Exercise task →
Reproduce each record below exactly as written.

Saved entries
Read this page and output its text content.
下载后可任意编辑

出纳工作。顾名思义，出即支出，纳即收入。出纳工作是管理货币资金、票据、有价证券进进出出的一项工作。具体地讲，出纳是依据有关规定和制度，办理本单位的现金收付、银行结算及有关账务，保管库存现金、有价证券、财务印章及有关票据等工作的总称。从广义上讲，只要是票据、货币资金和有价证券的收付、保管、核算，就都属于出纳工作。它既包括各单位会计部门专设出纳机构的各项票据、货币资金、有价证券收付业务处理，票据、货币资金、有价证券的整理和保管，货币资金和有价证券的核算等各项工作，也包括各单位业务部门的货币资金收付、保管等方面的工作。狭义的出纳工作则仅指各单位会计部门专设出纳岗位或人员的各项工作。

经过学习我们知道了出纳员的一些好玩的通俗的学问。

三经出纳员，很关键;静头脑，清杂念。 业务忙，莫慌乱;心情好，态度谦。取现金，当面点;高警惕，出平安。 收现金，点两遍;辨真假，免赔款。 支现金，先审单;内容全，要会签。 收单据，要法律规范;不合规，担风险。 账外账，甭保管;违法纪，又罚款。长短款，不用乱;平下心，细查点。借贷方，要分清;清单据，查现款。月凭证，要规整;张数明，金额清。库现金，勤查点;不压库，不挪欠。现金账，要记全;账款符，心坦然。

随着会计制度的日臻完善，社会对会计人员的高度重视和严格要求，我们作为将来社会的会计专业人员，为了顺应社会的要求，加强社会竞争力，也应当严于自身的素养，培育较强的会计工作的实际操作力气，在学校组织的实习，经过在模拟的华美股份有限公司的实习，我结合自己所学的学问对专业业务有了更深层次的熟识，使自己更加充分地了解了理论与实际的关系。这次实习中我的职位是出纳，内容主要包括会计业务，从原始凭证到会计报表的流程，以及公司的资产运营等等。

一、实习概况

Reply to the exercise →
Read this page and output its text content.
下载后可任意编辑

出纳工作。顾名思义，出即支出，纳即收入。出纳工作是管理货币资金、票据、有价证券进进出出的一项工作。具体地讲，出纳是依据有关规定和制度，办理本单位的现金收付、银行结算及有关账务，保管库存现金、有价证券、财务印章及有关票据等工作的总称。从广义上讲，只要是票据、货币资金和有价证券的收付、保管、核算，就都属于出纳工作。它既包括各单位会计部门专设出纳机构的各项票据、货币资金、有价证券收付业务处理，票据、货币资金、有价证券的整理和保管，货币资金和有价证券的核算等各项工作，也包括各单位业务部门的货币资金收付、保管等方面的工作。狭义的出纳工作则仅指各单位会计部门专设出纳岗位或人员的各项工作。

经过学习我们知道了出纳员的一些好玩的通俗的学问。

三经出纳员，很关键;静头脑，清杂念。 业务忙，莫慌乱;心情好，态度谦。取现金，当面点;高警惕，出平安。 收现金，点两遍;辨真假，免赔款。 支现金，先审单;内容全，要会签。 收单据，要法律规范;不合规，担风险。 账外账，甭保管;违法纪，又罚款。长短款，不用乱;平下心，细查点。借贷方，要分清;清单据，查现款。月凭证，要规整;张数明，金额清。库现金，勤查点;不压库，不挪欠。现金账，要记全;账款符，心坦然。

随着会计制度的日臻完善，社会对会计人员的高度重视和严格要求，我们作为将来社会的会计专业人员，为了顺应社会的要求，加强社会竞争力，也应当严于自身的素养，培育较强的会计工作的实际操作力气，在学校组织的实习，经过在模拟的华美股份有限公司的实习，我结合自己所学的学问对专业业务有了更深层次的熟识，使自己更加充分地了解了理论与实际的关系。这次实习中我的职位是出纳，内容主要包括会计业务，从原始凭证到会计报表的流程，以及公司的资产运营等等。

一、实习概况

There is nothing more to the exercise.